----- INPUT FOR THIS TASK

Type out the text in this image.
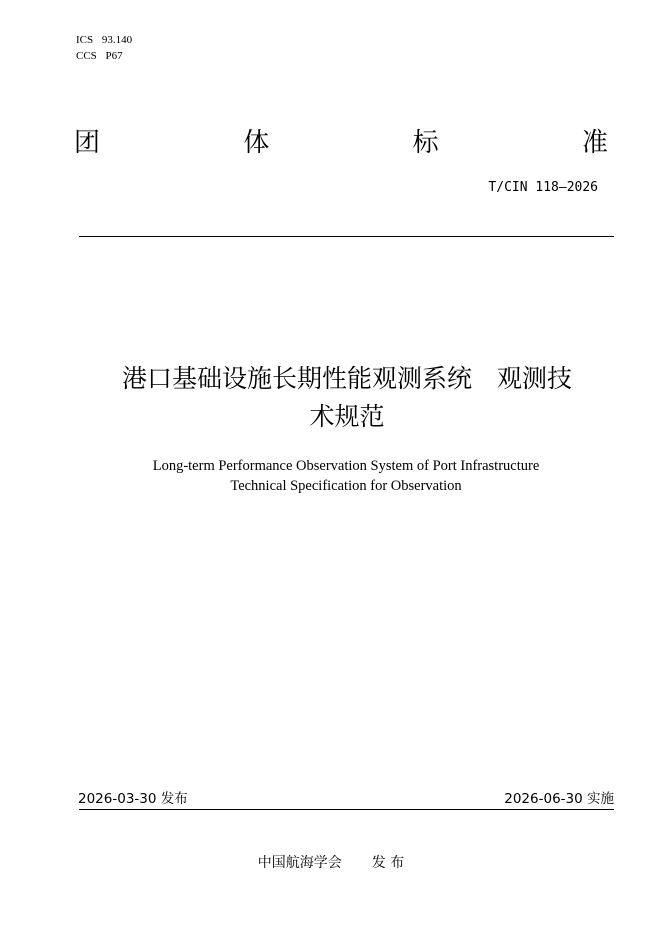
ICS 93.140
CCS P67
团	体	标	准
T/CIN 118—2026
港口基础设施长期性能观测系统　观测技
术规范
Long-term Performance Observation System of Port Infrastructure
Technical Specification for Observation
2026-03-30 发布	2026-06-30 实施
中国航海学会 发 布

----------

■ PROBLEM REQUIREMENTS ■
Print the records above exactly as they stand, but leave out the pictures.

■ EXERCISE RESULT ■
Type out the text in this image.
ICS 93.140
CCS P67
团	体	标	准
T/CIN 118—2026
港口基础设施长期性能观测系统　观测技
术规范
Long-term Performance Observation System of Port Infrastructure
Technical Specification for Observation
2026-03-30 发布	2026-06-30 实施
中国航海学会 发 布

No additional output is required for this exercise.